■ Excerpt to read

⁂

Fatema Fazal in her paper The Urban Development in Dubai postulates that the change in the direction of Dubai’s development from over reliance on the oil sector to diversification has been crucial in Dubai’s growth. Economic growth for Dubai came as a direct result of relentless efforts in various sectors of the economy. A large number of the firms operating in Dubai are multinationals (MNCs). MNCs due to their financial muscle can put immense pressure on the markets (Brik).

Dubai currently premises its economy on a vast array of business interests. However, the independence of the economy is not by fluke but a planned strategy. The government acknowledged earlier on that oil was only a reprieve and therefore focused on other areas that promised long-term results (Fazal, 2008). Dubai’s government has embraced free-market capitalism in totality. The minimum intervention by the government in the business environment has worked positively in pushing Dubai’s products internationally (Fazal).

(Karlsson & Kindblom, 2006) Posit that positioning is one of the most widely used methods in marketing. Dubai adopts dominant marketing strategies. In addition, Dubai is strategically located as a central hub for transit of goods. Therefore adopting international standards of transport is crucial to the viability of Dubai as a business center. Dubai International Airport ranks among the busiest airport in the world. Therefore, investors and business persons alike readily move in and out of the city (Karlsson & Kindblom, 2006).

On October 24th, 2007, Dubai’s leader His Highness Sheikh Mohammed Bin Rashid Al Maktoum issued a resolution mandating new buildings to comply with internationally approved practices (Maguina, 2011). In a study conducted in a sampling frame of 820 companies, Brik seeks to establish the drivers of the green supply chain in economies. The study used a data collection method of emails and faxes. The sample was representative of Dubai’s economy; 30% manufacturing, 35% construction and real estate, 18% tourism, 8% trade and 6% transport. The results showed that green supply chain positively correlates with MNC pressure. The OLS regression analysis showed that the adoption of the green supply chain significantly associates with export country regulation, MNC’s policy, and leadership. The study complimented the long published assertion by many pundits that Dubai adoption of green supply chain follows global markets dynamics.

To actualize its goals, Dubai’s government plan to transform the emirate into a global export hub. Therefore, various government policies such as Dubai Strategy project 2015. Dubai Urban area strategic plans creation of free trade zones and minimal interference in the private sector work towards achieving the set goals (Karlsson & Kindblom, 2006). Fazal using the four-quadrant model proves that access to oil, population growth and the incentive from the government promotes growth leading to the growth of Dubai’s export sector. The incentive for the bank changes the demand curve, the capitalization rate and the cost curve.

⁂

■ What you have to do
Continue the essay above on Dubai's economic development, picking up right after its final sentence.

⁂

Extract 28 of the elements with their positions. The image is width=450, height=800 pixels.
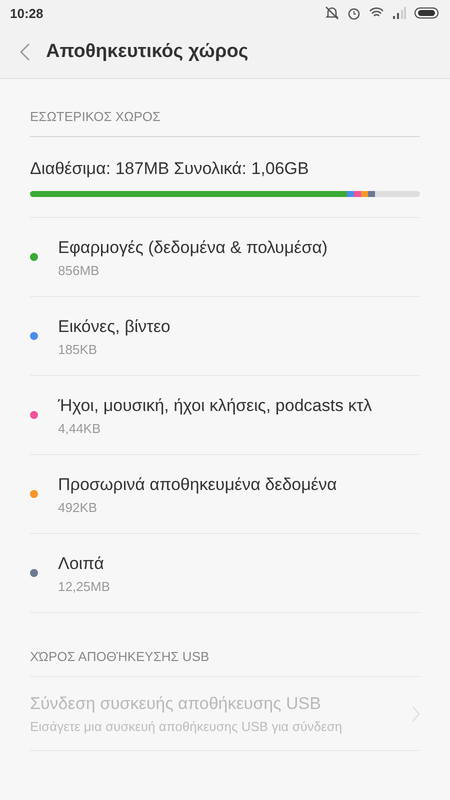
chevron-icon bbox=[412, 706, 420, 722]
category-size: 4,44KB bbox=[58, 420, 102, 436]
usb-title: Σύνδεση συσκευής αποθήκευσης USB bbox=[30, 693, 322, 715]
category-row[interactable]: Εφαρμογές (δεδομένα & πολυμέσα) 856MB bbox=[30, 217, 420, 296]
section-heading: ΧΏΡΟΣ ΑΠΟΘΉΚΕΥΣΗΣ USB bbox=[30, 612, 420, 676]
category-name: Λοιπά bbox=[58, 552, 105, 574]
section-heading: ΕΣΩΤΕΡΙΚΟΣ ΧΩΡΟΣ bbox=[30, 79, 420, 137]
signal-icon bbox=[392, 7, 406, 19]
category-size: 185KB bbox=[58, 342, 98, 356]
category-name: Ήχοι, μουσική, ήχοι κλήσεις, podcasts κτλ bbox=[58, 394, 372, 416]
wifi-icon bbox=[369, 7, 384, 19]
storage-summary: Διαθέσιμα: 187MB Συνολικά: 1,06GB bbox=[30, 158, 310, 180]
category-size: 856MB bbox=[58, 262, 100, 278]
page-title: Αποθηκευτικός χώρος bbox=[46, 41, 248, 63]
category-row[interactable]: Προσωρινά αποθηκευμένα δεδομένα 492KB bbox=[30, 454, 420, 533]
category-row[interactable]: Λοιπά 12,25MB bbox=[30, 533, 420, 612]
category-row[interactable]: Εικόνες, βίντεο 185KB bbox=[30, 296, 420, 375]
mute-icon bbox=[325, 6, 339, 20]
category-name: Εφαρμογές (δεδομένα & πολυμέσα) bbox=[58, 236, 328, 258]
category-size: 492KB bbox=[58, 500, 98, 514]
battery-icon bbox=[414, 7, 440, 19]
status-time: 10:28 bbox=[10, 6, 44, 20]
category-size: 12,25MB bbox=[58, 578, 110, 594]
usb-subtitle: Εισάγετε μια συσκευή αποθήκευσης USB για σύνδεση bbox=[30, 719, 342, 734]
category-name: Προσωρινά αποθηκευμένα δεδομένα bbox=[58, 474, 337, 496]
category-name: Εικόνες, βίντεο bbox=[58, 316, 170, 338]
back-icon[interactable] bbox=[20, 43, 30, 61]
category-row[interactable]: Ήχοι, μουσική, ήχοι κλήσεις, podcasts κτλ 4,44KB bbox=[30, 375, 420, 454]
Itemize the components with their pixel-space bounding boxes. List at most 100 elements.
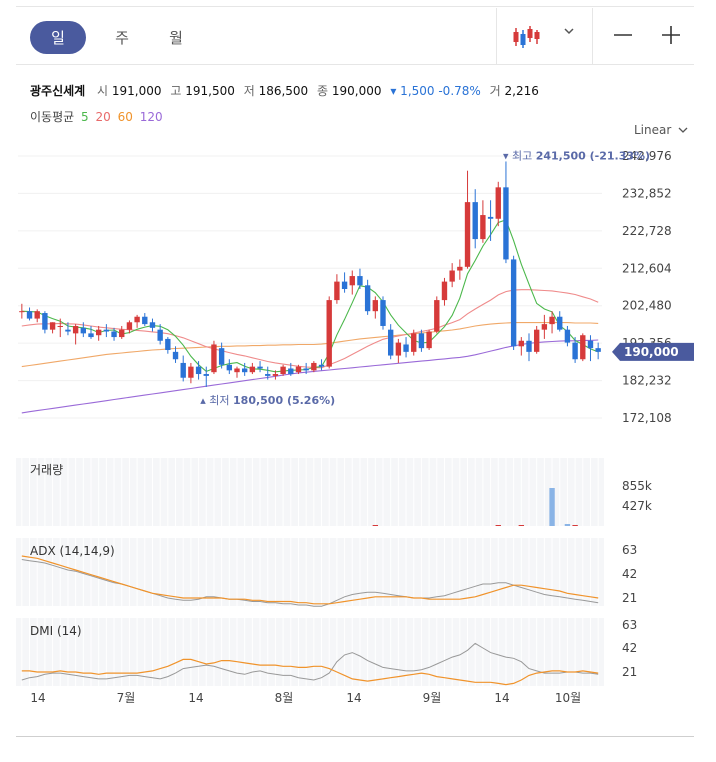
candle [311, 361, 317, 373]
candle [95, 325, 102, 341]
dmi-tick-label: 63 [622, 618, 637, 632]
candle [495, 181, 501, 227]
candle [226, 359, 233, 375]
adx-title: ADX (14,14,9) [30, 544, 115, 558]
candle-body [449, 270, 455, 282]
candle [372, 296, 379, 319]
candle-body [142, 316, 148, 325]
price-tick-label: 172,108 [622, 411, 672, 425]
candle [211, 340, 217, 375]
candle [195, 361, 202, 380]
bottom-divider [16, 736, 694, 737]
candle-body [411, 333, 417, 352]
candle-body [357, 276, 363, 286]
candle-body [257, 366, 263, 369]
candle-body [557, 316, 563, 330]
candle-body [380, 300, 386, 326]
x-tick-label: 8월 [275, 691, 294, 705]
candle-body [103, 329, 110, 332]
candle [426, 329, 432, 351]
candle [464, 170, 471, 269]
volume-panel [16, 458, 604, 526]
candle-body [395, 342, 402, 356]
volume-bar [549, 488, 555, 526]
max-label: ▾ 최고 [503, 149, 536, 162]
adx-tick-label: 42 [622, 567, 637, 581]
candle-body [311, 362, 317, 371]
candle-body [172, 351, 179, 360]
candle-body [234, 368, 240, 373]
volume-bar [495, 525, 501, 526]
candle-body [195, 366, 202, 375]
candle-body [441, 281, 448, 301]
candle-body [280, 366, 286, 375]
candle-body [426, 331, 432, 349]
candle [364, 279, 371, 315]
dmi-title: DMI (14) [30, 624, 82, 638]
candle-body [42, 313, 48, 330]
adx-tick-label: 21 [622, 591, 637, 605]
candle [234, 366, 240, 378]
candle [526, 333, 532, 362]
candle-body [503, 187, 509, 260]
candle-body [19, 311, 25, 313]
candle-body [495, 187, 501, 219]
candle-body [480, 215, 486, 240]
candle-body [88, 333, 94, 338]
candle [533, 325, 540, 354]
candle [472, 189, 478, 249]
candle-body [80, 327, 87, 334]
candle [587, 335, 594, 362]
candle [257, 361, 263, 373]
price-tick-label: 182,232 [622, 374, 672, 388]
candle-body [49, 322, 56, 330]
candle-body [533, 329, 540, 352]
candle [165, 337, 171, 354]
candle-body [149, 322, 156, 328]
volume-bar [572, 525, 578, 526]
candle-body [249, 366, 256, 373]
candle-body [457, 266, 463, 271]
candle-body [72, 325, 79, 334]
candle-body [541, 324, 548, 330]
candle [387, 324, 394, 360]
x-tick-label: 9월 [423, 691, 442, 705]
candle-body [510, 259, 517, 347]
candle-body [418, 333, 425, 349]
candle-body [595, 348, 601, 352]
candle [42, 311, 48, 334]
candle-body [572, 342, 578, 360]
candle [518, 337, 525, 356]
candle-body [288, 368, 294, 375]
candle [134, 314, 140, 328]
candle [72, 324, 79, 345]
volume-bar [564, 524, 571, 526]
candle-body [434, 300, 440, 332]
candle [411, 329, 417, 356]
volume-tick-label: 427k [622, 499, 652, 513]
candle [142, 313, 148, 326]
candle-body [518, 340, 525, 347]
candle-body [364, 285, 371, 312]
candle [280, 364, 286, 376]
candle-body [334, 281, 340, 301]
candle [403, 337, 409, 358]
candle [34, 309, 40, 323]
candle-body [165, 338, 171, 351]
min-label: ▴ 최저 [200, 394, 233, 407]
candle-body [372, 300, 379, 312]
candle [349, 270, 355, 295]
candle [326, 296, 332, 369]
x-tick-label: 10월 [555, 691, 581, 705]
candle [510, 255, 517, 351]
candle [487, 200, 494, 241]
candle-body [111, 331, 117, 338]
min-price-annotation: ▴ 최저 180,500 (5.26%) [200, 394, 335, 407]
candle [449, 263, 455, 288]
price-tick-label: 222,728 [622, 224, 672, 238]
x-tick-label: 14 [188, 691, 203, 705]
candle [434, 296, 440, 334]
candle [57, 318, 63, 338]
adx-tick-label: 63 [622, 543, 637, 557]
candle-body [387, 329, 394, 356]
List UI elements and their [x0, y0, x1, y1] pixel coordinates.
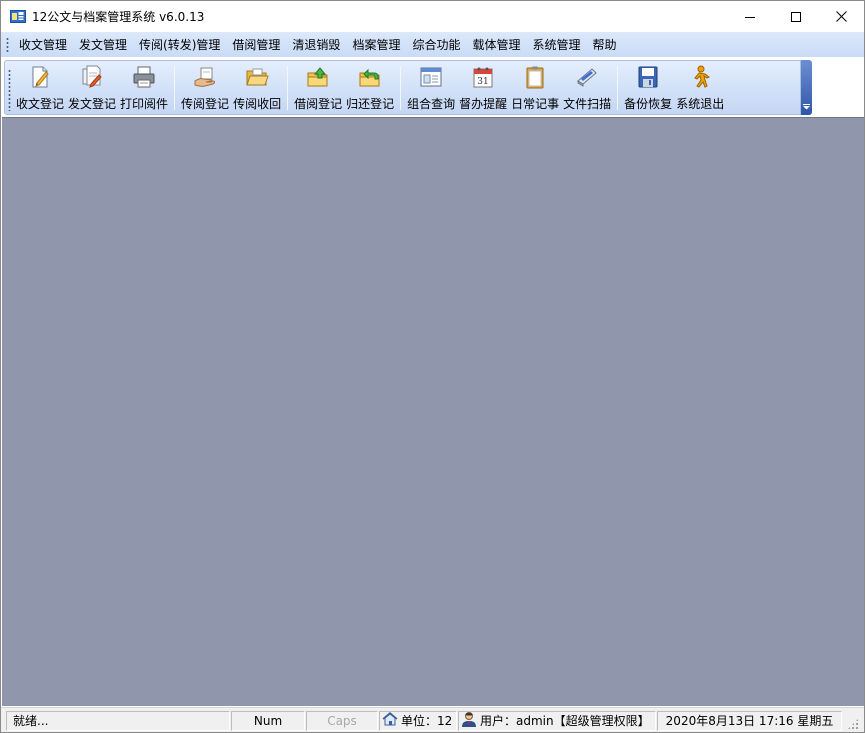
- menu-help[interactable]: 帮助: [587, 34, 623, 56]
- menu-bar: 收文管理 发文管理 传阅(转发)管理 借阅管理 清退销毁 档案管理 综合功能 载…: [1, 32, 864, 57]
- workspace-area[interactable]: [2, 117, 864, 706]
- system-exit-button[interactable]: 系统退出: [674, 61, 726, 114]
- title-bar[interactable]: 12公文与档案管理系统 v6.0.13: [1, 1, 864, 32]
- printer-icon: [133, 66, 155, 88]
- system-exit-label: 系统退出: [676, 97, 725, 111]
- toolbar-separator: [174, 66, 176, 110]
- circulate-recall-button[interactable]: 传阅收回: [231, 61, 283, 114]
- menu-return-destroy[interactable]: 清退销毁: [286, 34, 346, 56]
- toolbar-separator: [400, 66, 402, 110]
- toolbar-separator: [617, 66, 619, 110]
- user-icon: [461, 711, 477, 732]
- menu-send-docs[interactable]: 发文管理: [73, 34, 133, 56]
- maximize-button[interactable]: [773, 1, 819, 32]
- status-datetime-text: 2020年8月13日 17:16 星期五: [665, 714, 834, 728]
- borrow-register-button[interactable]: 借阅登记: [292, 61, 344, 114]
- folder-out-icon: [307, 67, 328, 87]
- return-register-label: 归还登记: [346, 97, 395, 111]
- toolbar-strip: 收文登记 发文登记 打印阅件 传阅登记 传阅收回 借阅登记 归还登记 组合查询 …: [1, 57, 864, 117]
- calendar-icon: 31: [473, 67, 493, 88]
- status-datetime: 2020年8月13日 17:16 星期五: [657, 711, 842, 731]
- close-button[interactable]: [818, 1, 864, 32]
- menu-integrated[interactable]: 综合功能: [406, 34, 466, 56]
- toolbar-grip[interactable]: [8, 69, 11, 111]
- toolbar-separator: [287, 66, 289, 110]
- backup-restore-button[interactable]: 备份恢复: [622, 61, 674, 114]
- print-document-label: 打印阅件: [120, 97, 169, 111]
- menubar-grip[interactable]: [6, 36, 9, 53]
- maximize-icon: [791, 11, 801, 22]
- menu-borrowing[interactable]: 借阅管理: [226, 34, 286, 56]
- folder-return-icon: [359, 68, 380, 87]
- clipboard-icon: [526, 66, 544, 89]
- chevron-down-icon: [803, 104, 810, 110]
- return-register-button[interactable]: 归还登记: [344, 61, 396, 114]
- main-window: 12公文与档案管理系统 v6.0.13 收文管理 发文管理 传阅(转发)管理 借…: [0, 0, 865, 733]
- status-caps: Caps: [306, 711, 378, 731]
- edit-documents-icon: [82, 65, 102, 88]
- status-bar: 就绪... Num Caps 单位：12 用户：admin【超级管理权限】 20…: [1, 707, 864, 732]
- scanner-icon: [577, 68, 597, 87]
- receive-register-button[interactable]: 收文登记: [14, 61, 66, 114]
- app-icon: [10, 9, 26, 24]
- hand-document-icon: [194, 67, 216, 87]
- window-search-icon: [420, 67, 442, 87]
- toolbar-overflow-button[interactable]: [801, 60, 812, 115]
- menu-receive-docs[interactable]: 收文管理: [13, 34, 73, 56]
- close-icon: [835, 11, 847, 22]
- supervision-reminder-label: 督办提醒: [459, 97, 508, 111]
- circulate-register-label: 传阅登记: [181, 97, 230, 111]
- menu-system[interactable]: 系统管理: [526, 34, 586, 56]
- menu-archives[interactable]: 档案管理: [346, 34, 406, 56]
- running-man-icon: [694, 65, 711, 88]
- daily-notes-button[interactable]: 日常记事: [509, 61, 561, 114]
- floppy-disk-icon: [638, 66, 658, 88]
- send-register-label: 发文登记: [68, 97, 117, 111]
- toolbar: 收文登记 发文登记 打印阅件 传阅登记 传阅收回 借阅登记 归还登记 组合查询 …: [4, 60, 801, 115]
- status-user-text: 用户：admin【超级管理权限】: [480, 714, 650, 728]
- circulate-register-button[interactable]: 传阅登记: [179, 61, 231, 114]
- house-icon: [382, 711, 398, 731]
- menu-media[interactable]: 载体管理: [466, 34, 526, 56]
- borrow-register-label: 借阅登记: [294, 97, 343, 111]
- daily-notes-label: 日常记事: [511, 97, 560, 111]
- pencil-document-icon: [32, 66, 49, 88]
- status-unit-text: 单位：12: [401, 714, 453, 728]
- minimize-icon: [745, 16, 755, 18]
- resize-grip[interactable]: [847, 718, 859, 730]
- file-scan-label: 文件扫描: [563, 97, 612, 111]
- svg-text:31: 31: [477, 77, 488, 87]
- open-folder-icon: [246, 68, 269, 86]
- status-num: Num: [231, 711, 305, 731]
- print-document-button[interactable]: 打印阅件: [118, 61, 170, 114]
- send-register-button[interactable]: 发文登记: [66, 61, 118, 114]
- status-num-text: Num: [253, 714, 283, 728]
- status-unit: 单位：12: [379, 711, 457, 731]
- backup-restore-label: 备份恢复: [624, 97, 673, 111]
- menu-circulation[interactable]: 传阅(转发)管理: [133, 34, 226, 56]
- file-scan-button[interactable]: 文件扫描: [561, 61, 613, 114]
- status-ready-text: 就绪...: [13, 714, 49, 728]
- circulate-recall-label: 传阅收回: [233, 97, 282, 111]
- window-title: 12公文与档案管理系统 v6.0.13: [32, 10, 205, 24]
- receive-register-label: 收文登记: [16, 97, 65, 111]
- status-ready: 就绪...: [6, 711, 230, 731]
- combined-query-button[interactable]: 组合查询: [405, 61, 457, 114]
- combined-query-label: 组合查询: [407, 97, 456, 111]
- status-caps-text: Caps: [327, 714, 357, 728]
- status-user: 用户：admin【超级管理权限】: [458, 711, 656, 731]
- minimize-button[interactable]: [727, 1, 773, 32]
- supervision-reminder-button[interactable]: 31 督办提醒: [457, 61, 509, 114]
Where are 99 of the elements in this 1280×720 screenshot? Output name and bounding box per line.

⁂

■ Reply
Dubai exports need to maintain global competitiveness. Revealed Comparative Advantage is a measure of a country’s export potential. It examines a country’s product relative competitiveness in the world. As of 2011, Dubai had the highest relative competitiveness in the aluminium, precious metals, and ceramics sectors (Government). Mining and quarrying activities failed to dominate in their contribution to the GDP by other sectors. Wholesale and retail services were the backbone to Dubai economic profile. A study conducted by Fazal sought to demonstrate how Dubai does its businesses in a bid to conquer the mind of investors. The study used the triangulation method of data collection. As such, the study used qualitative data incorporating the use of tools such as interviews and an evaluation of the place. The research minimized by bias by double-checking the facts acquired. The study revealed that in order to persuade investors, Dubai had paid due diligence to the importance of the place in investing. The study claimed that Dubai had invoked the cardinal rules of developing an area as an attractive business hub; design, infrastructure, services, and attractions. In addition, the place ought to be aware of its strengths and weaknesses; costs, location, access to customer and supplier market, infrastructure, quality of life, taxes and regulation and caring and supportive environment functions.

Karlsson & Kindblom highlight the importance of having strong brands. The knowledge that consumers have about brands is of vital importance. A brand is distinct association intended to identify goods and services of one seller and differentiate them from those of competitors. Dubai involves using reliable methods to brand itself as a global business leader. Dubai creates consumer based brand equity by creating brand awareness and brand image.

Works Cited

Anis Ben Brik, Kamel Mellahi, Belaid Retab. “Drivers of green supply chain in emerging economies.” (n.d.).

Dubai Government Information and Services Portal (2007), ìDubai Strategic Plan 2015, < http://www.dubai.ae/en.portal> (2008-12-28)

Fazal, Fatema. “The urban development in Dubai.” Department of Economics Uppsala University (2008).

Kindblom, David Karlsson & Henrik. “How can a place conquer a position in the mind of potential business investors?” School of Business, STOCKHOLM UNIVERSITY (2006).

Maguina, Marco. “Implementing sustainable construction processes in Dubai-a policy instrument assessment.” Malmo Hogskola (2011).